• **Work request**
Look down the entries below and report how many lines hold the string "South"; write nothing else.

━━━━━ Data for this exercise

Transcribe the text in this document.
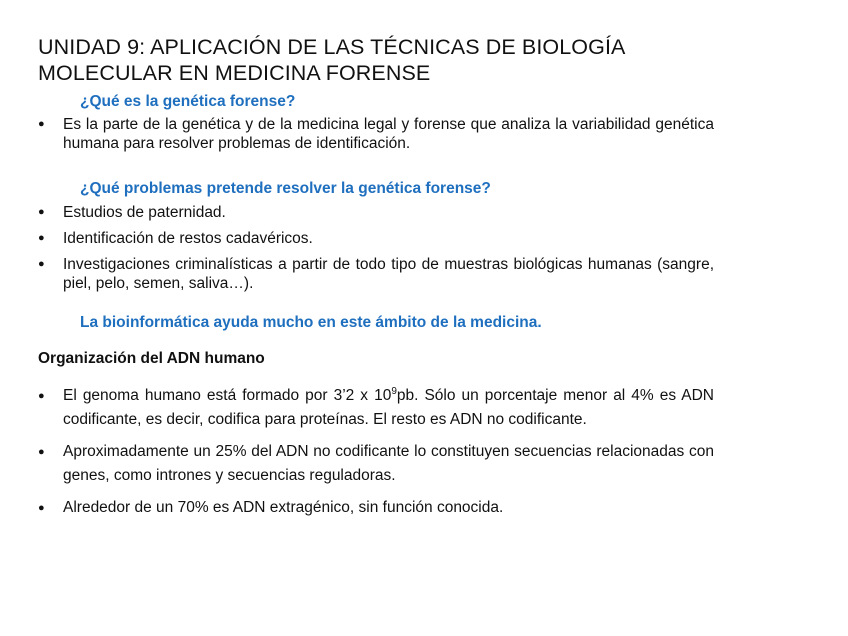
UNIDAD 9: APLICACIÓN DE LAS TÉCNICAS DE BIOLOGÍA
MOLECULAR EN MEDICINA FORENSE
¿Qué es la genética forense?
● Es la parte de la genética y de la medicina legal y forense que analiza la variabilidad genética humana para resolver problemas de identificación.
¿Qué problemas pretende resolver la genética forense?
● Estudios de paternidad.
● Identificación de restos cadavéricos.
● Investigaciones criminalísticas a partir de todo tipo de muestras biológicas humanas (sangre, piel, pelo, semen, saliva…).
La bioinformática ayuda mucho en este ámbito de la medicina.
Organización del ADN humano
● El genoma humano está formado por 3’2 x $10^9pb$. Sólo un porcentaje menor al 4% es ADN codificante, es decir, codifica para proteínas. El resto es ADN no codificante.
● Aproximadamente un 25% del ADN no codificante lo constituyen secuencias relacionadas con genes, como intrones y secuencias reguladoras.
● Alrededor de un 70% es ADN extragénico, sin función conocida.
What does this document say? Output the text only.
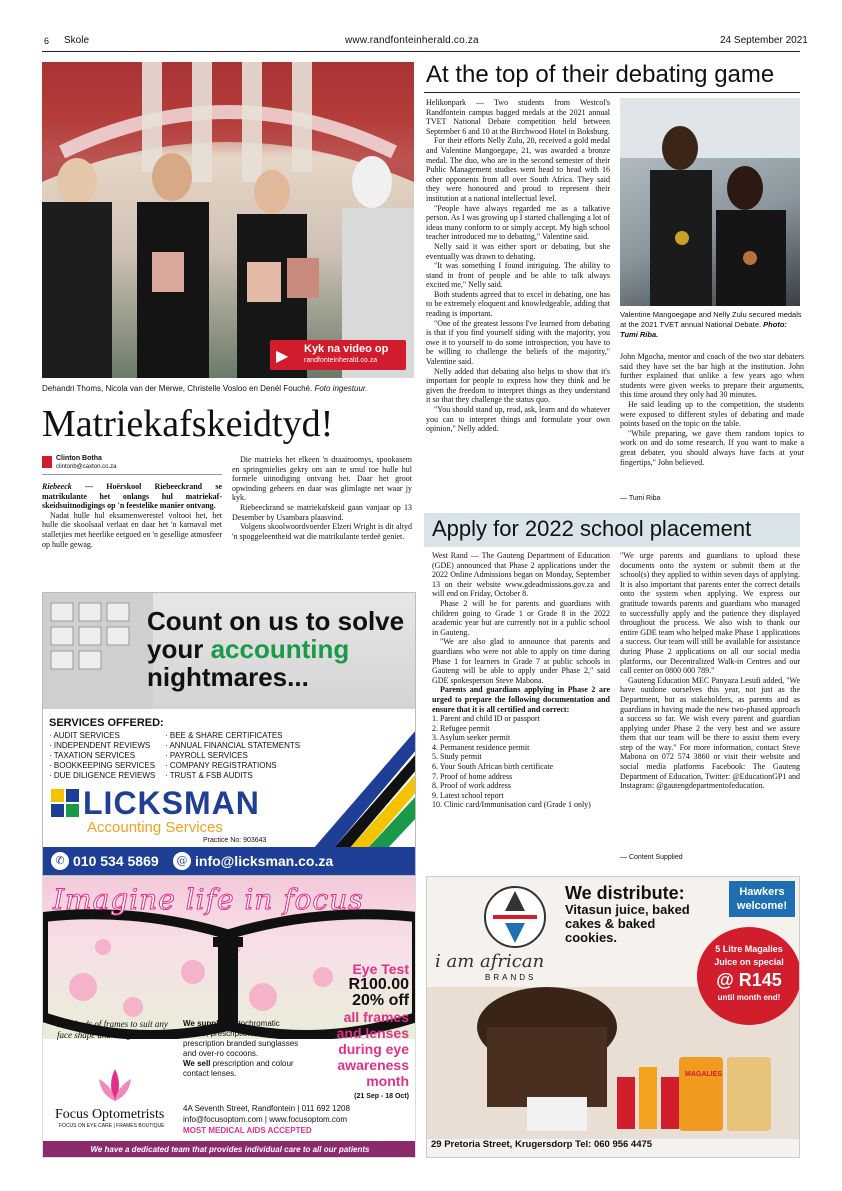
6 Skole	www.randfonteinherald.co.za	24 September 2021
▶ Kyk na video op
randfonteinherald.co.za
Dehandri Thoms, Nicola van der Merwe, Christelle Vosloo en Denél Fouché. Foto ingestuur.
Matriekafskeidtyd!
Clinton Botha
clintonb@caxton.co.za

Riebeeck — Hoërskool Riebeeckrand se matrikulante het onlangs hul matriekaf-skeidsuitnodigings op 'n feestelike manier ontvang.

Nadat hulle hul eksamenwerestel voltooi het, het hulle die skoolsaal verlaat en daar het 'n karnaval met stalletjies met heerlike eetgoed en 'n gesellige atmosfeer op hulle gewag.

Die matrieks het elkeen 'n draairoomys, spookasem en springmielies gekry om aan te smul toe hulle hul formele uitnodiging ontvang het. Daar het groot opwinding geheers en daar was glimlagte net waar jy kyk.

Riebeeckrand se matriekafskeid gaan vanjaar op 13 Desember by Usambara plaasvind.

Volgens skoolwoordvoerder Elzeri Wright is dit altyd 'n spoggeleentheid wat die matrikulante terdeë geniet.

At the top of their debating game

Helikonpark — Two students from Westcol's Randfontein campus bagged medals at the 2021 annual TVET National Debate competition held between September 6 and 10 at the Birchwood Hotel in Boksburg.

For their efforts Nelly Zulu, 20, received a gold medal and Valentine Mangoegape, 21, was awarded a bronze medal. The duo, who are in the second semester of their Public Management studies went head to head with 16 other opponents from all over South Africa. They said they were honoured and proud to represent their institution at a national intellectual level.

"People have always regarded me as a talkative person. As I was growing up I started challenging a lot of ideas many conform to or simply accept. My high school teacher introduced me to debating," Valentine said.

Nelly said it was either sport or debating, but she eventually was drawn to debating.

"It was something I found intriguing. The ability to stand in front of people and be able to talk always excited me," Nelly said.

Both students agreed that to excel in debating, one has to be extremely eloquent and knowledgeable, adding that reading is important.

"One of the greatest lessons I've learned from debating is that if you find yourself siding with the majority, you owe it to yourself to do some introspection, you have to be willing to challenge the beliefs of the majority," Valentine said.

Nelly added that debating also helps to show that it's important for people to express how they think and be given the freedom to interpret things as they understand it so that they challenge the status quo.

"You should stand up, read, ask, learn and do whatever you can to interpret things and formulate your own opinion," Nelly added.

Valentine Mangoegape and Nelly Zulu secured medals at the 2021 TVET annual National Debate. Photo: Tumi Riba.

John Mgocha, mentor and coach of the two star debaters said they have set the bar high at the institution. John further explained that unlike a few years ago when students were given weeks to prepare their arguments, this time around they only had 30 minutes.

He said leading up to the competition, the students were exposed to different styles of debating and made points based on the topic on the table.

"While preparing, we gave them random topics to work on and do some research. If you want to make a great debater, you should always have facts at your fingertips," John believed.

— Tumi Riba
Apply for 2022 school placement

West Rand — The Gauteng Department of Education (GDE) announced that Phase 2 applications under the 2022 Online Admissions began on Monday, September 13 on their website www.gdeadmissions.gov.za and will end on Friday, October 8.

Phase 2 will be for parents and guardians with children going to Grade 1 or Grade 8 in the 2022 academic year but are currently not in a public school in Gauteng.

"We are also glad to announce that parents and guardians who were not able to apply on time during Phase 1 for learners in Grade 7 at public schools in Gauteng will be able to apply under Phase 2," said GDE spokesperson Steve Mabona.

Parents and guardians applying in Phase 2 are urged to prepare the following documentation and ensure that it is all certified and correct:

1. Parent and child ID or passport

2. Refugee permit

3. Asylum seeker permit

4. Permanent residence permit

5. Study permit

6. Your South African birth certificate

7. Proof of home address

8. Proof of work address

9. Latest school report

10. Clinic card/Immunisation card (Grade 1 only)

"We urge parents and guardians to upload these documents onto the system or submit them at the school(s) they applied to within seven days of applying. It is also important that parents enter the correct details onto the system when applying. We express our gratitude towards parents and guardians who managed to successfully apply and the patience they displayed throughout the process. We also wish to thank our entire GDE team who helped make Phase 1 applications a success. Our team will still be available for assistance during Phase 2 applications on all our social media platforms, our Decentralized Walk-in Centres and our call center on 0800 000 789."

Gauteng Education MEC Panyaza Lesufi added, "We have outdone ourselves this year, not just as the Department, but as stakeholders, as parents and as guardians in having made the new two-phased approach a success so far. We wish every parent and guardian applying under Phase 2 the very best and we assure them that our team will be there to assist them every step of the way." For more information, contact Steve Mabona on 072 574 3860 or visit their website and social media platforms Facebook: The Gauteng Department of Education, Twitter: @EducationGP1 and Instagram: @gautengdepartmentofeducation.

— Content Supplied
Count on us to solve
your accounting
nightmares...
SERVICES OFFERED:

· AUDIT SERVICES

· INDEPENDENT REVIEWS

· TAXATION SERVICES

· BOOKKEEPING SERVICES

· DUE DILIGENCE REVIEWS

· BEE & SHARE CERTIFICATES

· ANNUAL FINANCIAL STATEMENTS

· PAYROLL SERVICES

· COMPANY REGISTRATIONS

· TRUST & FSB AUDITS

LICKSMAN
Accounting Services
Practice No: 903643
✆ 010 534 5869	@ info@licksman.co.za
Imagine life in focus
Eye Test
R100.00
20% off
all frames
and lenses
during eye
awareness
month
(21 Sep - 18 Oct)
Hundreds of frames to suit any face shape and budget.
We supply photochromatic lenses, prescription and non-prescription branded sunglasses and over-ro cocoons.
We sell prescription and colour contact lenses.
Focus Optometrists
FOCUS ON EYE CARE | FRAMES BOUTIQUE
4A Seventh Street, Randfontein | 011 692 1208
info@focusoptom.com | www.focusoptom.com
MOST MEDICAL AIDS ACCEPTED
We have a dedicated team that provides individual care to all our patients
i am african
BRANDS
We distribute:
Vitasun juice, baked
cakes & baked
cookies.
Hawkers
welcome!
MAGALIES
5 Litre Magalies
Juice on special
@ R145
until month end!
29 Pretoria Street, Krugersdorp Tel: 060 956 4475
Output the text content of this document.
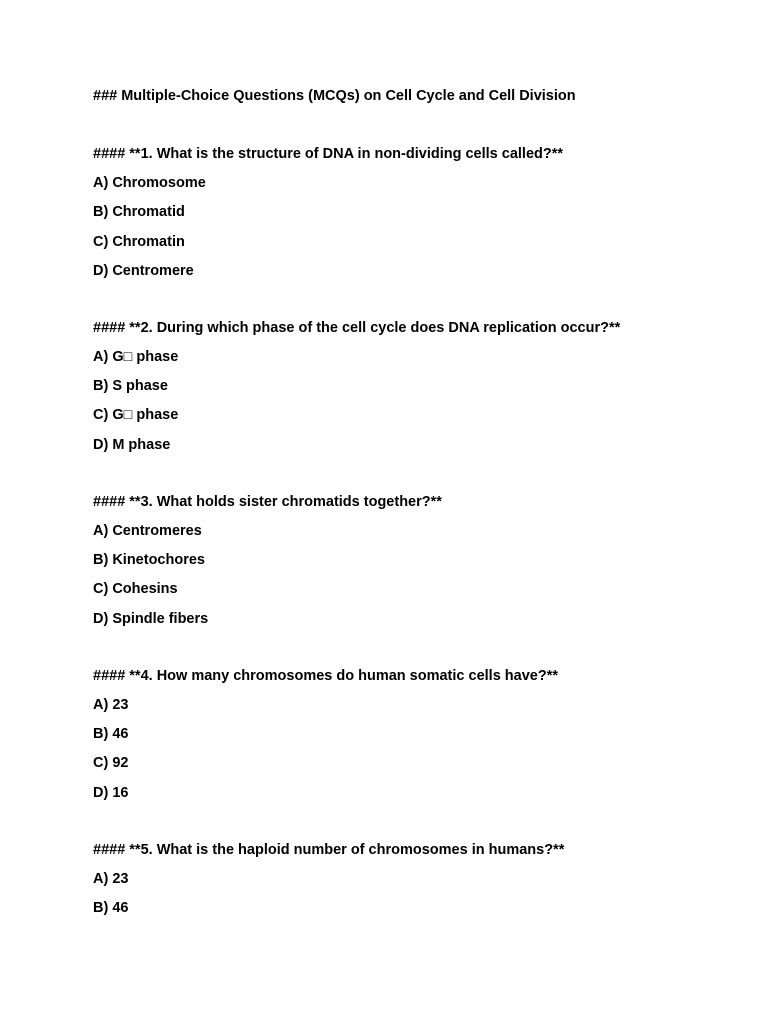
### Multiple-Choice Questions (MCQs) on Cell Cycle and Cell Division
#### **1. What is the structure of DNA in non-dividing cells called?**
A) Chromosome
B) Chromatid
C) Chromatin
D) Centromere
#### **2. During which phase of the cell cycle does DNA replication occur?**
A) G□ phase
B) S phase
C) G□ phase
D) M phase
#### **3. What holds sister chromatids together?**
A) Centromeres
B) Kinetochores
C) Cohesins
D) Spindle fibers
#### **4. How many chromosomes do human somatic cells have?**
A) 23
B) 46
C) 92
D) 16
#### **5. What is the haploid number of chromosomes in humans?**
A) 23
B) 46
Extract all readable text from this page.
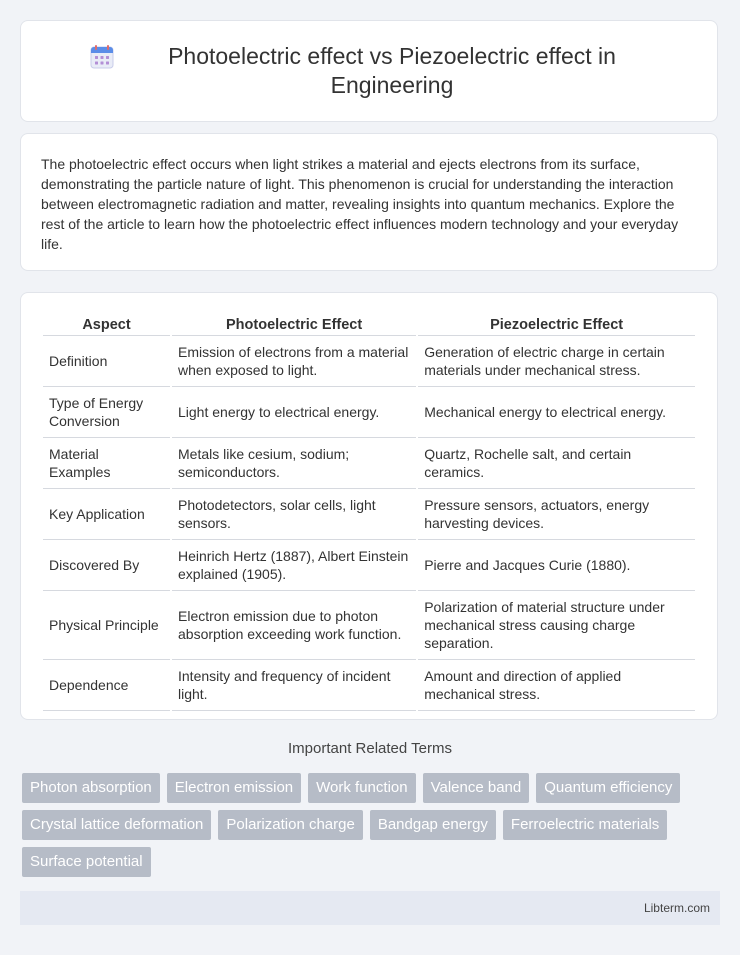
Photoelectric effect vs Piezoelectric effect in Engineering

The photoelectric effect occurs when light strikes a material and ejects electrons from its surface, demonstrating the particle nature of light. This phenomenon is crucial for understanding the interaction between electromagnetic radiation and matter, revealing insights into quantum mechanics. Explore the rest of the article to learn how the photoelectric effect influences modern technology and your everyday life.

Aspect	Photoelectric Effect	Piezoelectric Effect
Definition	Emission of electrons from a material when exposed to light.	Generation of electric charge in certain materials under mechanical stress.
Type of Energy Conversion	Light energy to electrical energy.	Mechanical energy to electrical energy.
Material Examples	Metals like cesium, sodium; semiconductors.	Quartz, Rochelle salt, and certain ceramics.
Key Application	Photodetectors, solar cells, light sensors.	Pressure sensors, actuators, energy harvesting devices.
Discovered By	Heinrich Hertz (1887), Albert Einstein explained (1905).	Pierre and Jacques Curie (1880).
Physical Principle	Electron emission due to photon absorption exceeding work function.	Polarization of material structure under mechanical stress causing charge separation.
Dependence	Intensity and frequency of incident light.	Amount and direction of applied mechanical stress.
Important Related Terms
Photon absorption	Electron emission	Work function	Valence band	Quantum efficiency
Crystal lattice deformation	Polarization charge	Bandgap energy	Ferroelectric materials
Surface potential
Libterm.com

━━━━━━━━━━

• **Finished exercise**
2